(Dataset items)
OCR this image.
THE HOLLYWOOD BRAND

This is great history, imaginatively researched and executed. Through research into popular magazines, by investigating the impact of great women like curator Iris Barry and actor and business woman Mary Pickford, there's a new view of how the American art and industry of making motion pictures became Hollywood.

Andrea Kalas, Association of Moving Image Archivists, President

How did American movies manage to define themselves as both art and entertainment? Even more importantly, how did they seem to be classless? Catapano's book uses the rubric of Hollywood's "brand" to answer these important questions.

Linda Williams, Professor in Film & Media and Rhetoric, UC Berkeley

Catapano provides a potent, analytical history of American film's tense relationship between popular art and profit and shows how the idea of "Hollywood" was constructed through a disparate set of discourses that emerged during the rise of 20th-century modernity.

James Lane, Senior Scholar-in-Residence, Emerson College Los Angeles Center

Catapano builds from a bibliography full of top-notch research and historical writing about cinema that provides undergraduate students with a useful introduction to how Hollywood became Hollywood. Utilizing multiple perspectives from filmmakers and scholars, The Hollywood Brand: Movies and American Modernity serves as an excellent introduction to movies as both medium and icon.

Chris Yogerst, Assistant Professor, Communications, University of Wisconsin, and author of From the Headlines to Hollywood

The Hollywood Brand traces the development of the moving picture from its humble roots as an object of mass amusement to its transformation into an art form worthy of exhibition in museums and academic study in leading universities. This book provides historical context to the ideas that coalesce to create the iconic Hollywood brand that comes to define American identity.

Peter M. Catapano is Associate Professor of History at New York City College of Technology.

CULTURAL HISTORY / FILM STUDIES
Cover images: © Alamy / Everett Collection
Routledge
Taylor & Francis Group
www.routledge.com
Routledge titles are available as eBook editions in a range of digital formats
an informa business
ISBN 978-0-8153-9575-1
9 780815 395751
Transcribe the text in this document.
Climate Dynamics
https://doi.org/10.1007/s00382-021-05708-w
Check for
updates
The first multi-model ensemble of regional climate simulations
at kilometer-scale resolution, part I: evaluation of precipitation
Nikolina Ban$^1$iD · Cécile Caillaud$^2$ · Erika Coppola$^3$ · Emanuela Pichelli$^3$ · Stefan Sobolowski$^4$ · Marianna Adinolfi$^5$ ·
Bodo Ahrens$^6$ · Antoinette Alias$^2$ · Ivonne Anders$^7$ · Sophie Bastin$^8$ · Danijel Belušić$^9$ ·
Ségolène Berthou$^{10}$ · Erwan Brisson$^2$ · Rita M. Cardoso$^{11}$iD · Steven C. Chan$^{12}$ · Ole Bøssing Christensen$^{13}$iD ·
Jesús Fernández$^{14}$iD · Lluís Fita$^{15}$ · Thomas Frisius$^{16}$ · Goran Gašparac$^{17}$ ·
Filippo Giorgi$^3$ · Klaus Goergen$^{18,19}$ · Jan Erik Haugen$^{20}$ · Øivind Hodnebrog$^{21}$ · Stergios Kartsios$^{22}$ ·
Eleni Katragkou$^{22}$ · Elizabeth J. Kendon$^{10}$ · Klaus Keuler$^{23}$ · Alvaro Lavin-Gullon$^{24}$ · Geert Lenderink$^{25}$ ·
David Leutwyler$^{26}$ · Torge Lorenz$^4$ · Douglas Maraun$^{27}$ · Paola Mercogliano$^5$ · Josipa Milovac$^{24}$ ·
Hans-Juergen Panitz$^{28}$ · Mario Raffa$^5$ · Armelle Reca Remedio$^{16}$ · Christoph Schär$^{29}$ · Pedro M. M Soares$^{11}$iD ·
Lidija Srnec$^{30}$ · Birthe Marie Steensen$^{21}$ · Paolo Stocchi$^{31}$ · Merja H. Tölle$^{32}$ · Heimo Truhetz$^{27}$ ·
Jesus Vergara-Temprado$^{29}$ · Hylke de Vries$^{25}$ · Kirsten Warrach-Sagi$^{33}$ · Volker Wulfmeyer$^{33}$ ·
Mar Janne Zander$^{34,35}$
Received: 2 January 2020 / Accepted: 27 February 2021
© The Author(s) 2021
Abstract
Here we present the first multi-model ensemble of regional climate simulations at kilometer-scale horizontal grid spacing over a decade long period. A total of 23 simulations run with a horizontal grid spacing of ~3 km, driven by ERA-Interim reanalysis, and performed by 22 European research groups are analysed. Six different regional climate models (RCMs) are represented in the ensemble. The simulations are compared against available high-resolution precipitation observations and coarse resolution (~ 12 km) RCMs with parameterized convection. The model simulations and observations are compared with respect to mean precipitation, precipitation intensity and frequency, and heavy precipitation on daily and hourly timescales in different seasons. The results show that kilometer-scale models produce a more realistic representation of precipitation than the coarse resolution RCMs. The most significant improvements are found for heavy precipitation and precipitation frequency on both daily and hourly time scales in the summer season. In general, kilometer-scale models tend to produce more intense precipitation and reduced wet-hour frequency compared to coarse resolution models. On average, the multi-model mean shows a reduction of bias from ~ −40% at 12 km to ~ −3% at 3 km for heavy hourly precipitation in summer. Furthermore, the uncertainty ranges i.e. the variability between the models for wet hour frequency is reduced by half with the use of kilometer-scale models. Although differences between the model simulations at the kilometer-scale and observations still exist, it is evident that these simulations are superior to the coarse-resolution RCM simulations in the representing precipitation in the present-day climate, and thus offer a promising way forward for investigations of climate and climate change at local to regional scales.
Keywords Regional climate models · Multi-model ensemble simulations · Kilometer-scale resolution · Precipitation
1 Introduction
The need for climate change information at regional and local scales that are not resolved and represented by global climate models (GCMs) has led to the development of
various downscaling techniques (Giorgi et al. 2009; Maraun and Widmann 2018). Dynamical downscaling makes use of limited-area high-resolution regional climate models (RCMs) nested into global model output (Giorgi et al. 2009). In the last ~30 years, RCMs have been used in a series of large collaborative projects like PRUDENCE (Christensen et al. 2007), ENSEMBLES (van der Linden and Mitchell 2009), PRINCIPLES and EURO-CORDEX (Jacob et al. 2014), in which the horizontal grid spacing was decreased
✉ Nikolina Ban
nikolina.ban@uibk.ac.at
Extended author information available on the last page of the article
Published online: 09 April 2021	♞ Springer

_Direction_
Transcribe the records above exactly as they appear.

_Expected answer_
OCR this image.
THE HOLLYWOOD BRAND

This is great history, imaginatively researched and executed. Through research into popular magazines, by investigating the impact of great women like curator Iris Barry and actor and business woman Mary Pickford, there's a new view of how the American art and industry of making motion pictures became Hollywood.

Andrea Kalas, Association of Moving Image Archivists, President

How did American movies manage to define themselves as both art and entertainment? Even more importantly, how did they seem to be classless? Catapano's book uses the rubric of Hollywood's "brand" to answer these important questions.

Linda Williams, Professor in Film & Media and Rhetoric, UC Berkeley

Catapano provides a potent, analytical history of American film's tense relationship between popular art and profit and shows how the idea of "Hollywood" was constructed through a disparate set of discourses that emerged during the rise of 20th-century modernity.

James Lane, Senior Scholar-in-Residence, Emerson College Los Angeles Center

Catapano builds from a bibliography full of top-notch research and historical writing about cinema that provides undergraduate students with a useful introduction to how Hollywood became Hollywood. Utilizing multiple perspectives from filmmakers and scholars, The Hollywood Brand: Movies and American Modernity serves as an excellent introduction to movies as both medium and icon.

Chris Yogerst, Assistant Professor, Communications, University of Wisconsin, and author of From the Headlines to Hollywood

The Hollywood Brand traces the development of the moving picture from its humble roots as an object of mass amusement to its transformation into an art form worthy of exhibition in museums and academic study in leading universities. This book provides historical context to the ideas that coalesce to create the iconic Hollywood brand that comes to define American identity.

Peter M. Catapano is Associate Professor of History at New York City College of Technology.

CULTURAL HISTORY / FILM STUDIES
Cover images: © Alamy / Everett Collection
Routledge
Taylor & Francis Group
www.routledge.com
Routledge titles are available as eBook editions in a range of digital formats
an informa business
ISBN 978-0-8153-9575-1
9 780815 395751
Transcribe the text in this document.
Climate Dynamics
https://doi.org/10.1007/s00382-021-05708-w
Check for
updates
The first multi-model ensemble of regional climate simulations
at kilometer-scale resolution, part I: evaluation of precipitation
Nikolina Ban$^1$iD · Cécile Caillaud$^2$ · Erika Coppola$^3$ · Emanuela Pichelli$^3$ · Stefan Sobolowski$^4$ · Marianna Adinolfi$^5$ ·
Bodo Ahrens$^6$ · Antoinette Alias$^2$ · Ivonne Anders$^7$ · Sophie Bastin$^8$ · Danijel Belušić$^9$ ·
Ségolène Berthou$^{10}$ · Erwan Brisson$^2$ · Rita M. Cardoso$^{11}$iD · Steven C. Chan$^{12}$ · Ole Bøssing Christensen$^{13}$iD ·
Jesús Fernández$^{14}$iD · Lluís Fita$^{15}$ · Thomas Frisius$^{16}$ · Goran Gašparac$^{17}$ ·
Filippo Giorgi$^3$ · Klaus Goergen$^{18,19}$ · Jan Erik Haugen$^{20}$ · Øivind Hodnebrog$^{21}$ · Stergios Kartsios$^{22}$ ·
Eleni Katragkou$^{22}$ · Elizabeth J. Kendon$^{10}$ · Klaus Keuler$^{23}$ · Alvaro Lavin-Gullon$^{24}$ · Geert Lenderink$^{25}$ ·
David Leutwyler$^{26}$ · Torge Lorenz$^4$ · Douglas Maraun$^{27}$ · Paola Mercogliano$^5$ · Josipa Milovac$^{24}$ ·
Hans-Juergen Panitz$^{28}$ · Mario Raffa$^5$ · Armelle Reca Remedio$^{16}$ · Christoph Schär$^{29}$ · Pedro M. M Soares$^{11}$iD ·
Lidija Srnec$^{30}$ · Birthe Marie Steensen$^{21}$ · Paolo Stocchi$^{31}$ · Merja H. Tölle$^{32}$ · Heimo Truhetz$^{27}$ ·
Jesus Vergara-Temprado$^{29}$ · Hylke de Vries$^{25}$ · Kirsten Warrach-Sagi$^{33}$ · Volker Wulfmeyer$^{33}$ ·
Mar Janne Zander$^{34,35}$
Received: 2 January 2020 / Accepted: 27 February 2021
© The Author(s) 2021
Abstract
Here we present the first multi-model ensemble of regional climate simulations at kilometer-scale horizontal grid spacing over a decade long period. A total of 23 simulations run with a horizontal grid spacing of ~3 km, driven by ERA-Interim reanalysis, and performed by 22 European research groups are analysed. Six different regional climate models (RCMs) are represented in the ensemble. The simulations are compared against available high-resolution precipitation observations and coarse resolution (~ 12 km) RCMs with parameterized convection. The model simulations and observations are compared with respect to mean precipitation, precipitation intensity and frequency, and heavy precipitation on daily and hourly timescales in different seasons. The results show that kilometer-scale models produce a more realistic representation of precipitation than the coarse resolution RCMs. The most significant improvements are found for heavy precipitation and precipitation frequency on both daily and hourly time scales in the summer season. In general, kilometer-scale models tend to produce more intense precipitation and reduced wet-hour frequency compared to coarse resolution models. On average, the multi-model mean shows a reduction of bias from ~ −40% at 12 km to ~ −3% at 3 km for heavy hourly precipitation in summer. Furthermore, the uncertainty ranges i.e. the variability between the models for wet hour frequency is reduced by half with the use of kilometer-scale models. Although differences between the model simulations at the kilometer-scale and observations still exist, it is evident that these simulations are superior to the coarse-resolution RCM simulations in the representing precipitation in the present-day climate, and thus offer a promising way forward for investigations of climate and climate change at local to regional scales.
Keywords Regional climate models · Multi-model ensemble simulations · Kilometer-scale resolution · Precipitation
1 Introduction
The need for climate change information at regional and local scales that are not resolved and represented by global climate models (GCMs) has led to the development of
various downscaling techniques (Giorgi et al. 2009; Maraun and Widmann 2018). Dynamical downscaling makes use of limited-area high-resolution regional climate models (RCMs) nested into global model output (Giorgi et al. 2009). In the last ~30 years, RCMs have been used in a series of large collaborative projects like PRUDENCE (Christensen et al. 2007), ENSEMBLES (van der Linden and Mitchell 2009), PRINCIPLES and EURO-CORDEX (Jacob et al. 2014), in which the horizontal grid spacing was decreased
✉ Nikolina Ban
nikolina.ban@uibk.ac.at
Extended author information available on the last page of the article
Published online: 09 April 2021	♞ Springer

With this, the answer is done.